__Written problem__
Retype exactly the lines from the line with "Give me a plain-text" to the end of the data, keeping both boundary lines.

_____

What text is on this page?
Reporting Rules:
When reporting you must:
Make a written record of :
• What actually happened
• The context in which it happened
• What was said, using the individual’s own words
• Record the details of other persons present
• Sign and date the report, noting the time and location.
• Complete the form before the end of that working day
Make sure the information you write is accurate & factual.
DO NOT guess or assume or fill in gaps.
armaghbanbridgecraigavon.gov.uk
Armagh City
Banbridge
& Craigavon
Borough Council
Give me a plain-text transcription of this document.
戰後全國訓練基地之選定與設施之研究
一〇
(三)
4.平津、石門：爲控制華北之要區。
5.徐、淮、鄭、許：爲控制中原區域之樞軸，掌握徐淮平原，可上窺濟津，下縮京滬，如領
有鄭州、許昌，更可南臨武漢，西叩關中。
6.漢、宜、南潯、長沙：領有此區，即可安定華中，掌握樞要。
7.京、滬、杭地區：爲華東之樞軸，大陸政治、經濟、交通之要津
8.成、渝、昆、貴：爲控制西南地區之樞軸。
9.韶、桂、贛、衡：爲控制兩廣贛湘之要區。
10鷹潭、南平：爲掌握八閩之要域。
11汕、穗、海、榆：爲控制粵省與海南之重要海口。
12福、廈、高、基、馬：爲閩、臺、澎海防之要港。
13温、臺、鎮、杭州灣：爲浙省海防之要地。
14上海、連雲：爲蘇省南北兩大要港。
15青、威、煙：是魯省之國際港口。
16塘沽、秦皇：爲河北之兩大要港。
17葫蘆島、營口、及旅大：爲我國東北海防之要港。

_____

__Written solution__
Give me a plain-text transcription of this document.
戰後全國訓練基地之選定與設施之研究
一〇
(三)
4.平津、石門：爲控制華北之要區。
5.徐、淮、鄭、許：爲控制中原區域之樞軸，掌握徐淮平原，可上窺濟津，下縮京滬，如領
有鄭州、許昌，更可南臨武漢，西叩關中。
6.漢、宜、南潯、長沙：領有此區，即可安定華中，掌握樞要。
7.京、滬、杭地區：爲華東之樞軸，大陸政治、經濟、交通之要津
8.成、渝、昆、貴：爲控制西南地區之樞軸。
9.韶、桂、贛、衡：爲控制兩廣贛湘之要區。
10鷹潭、南平：爲掌握八閩之要域。
11汕、穗、海、榆：爲控制粵省與海南之重要海口。
12福、廈、高、基、馬：爲閩、臺、澎海防之要港。
13温、臺、鎮、杭州灣：爲浙省海防之要地。
14上海、連雲：爲蘇省南北兩大要港。
15青、威、煙：是魯省之國際港口。
16塘沽、秦皇：爲河北之兩大要港。
17葫蘆島、營口、及旅大：爲我國東北海防之要港。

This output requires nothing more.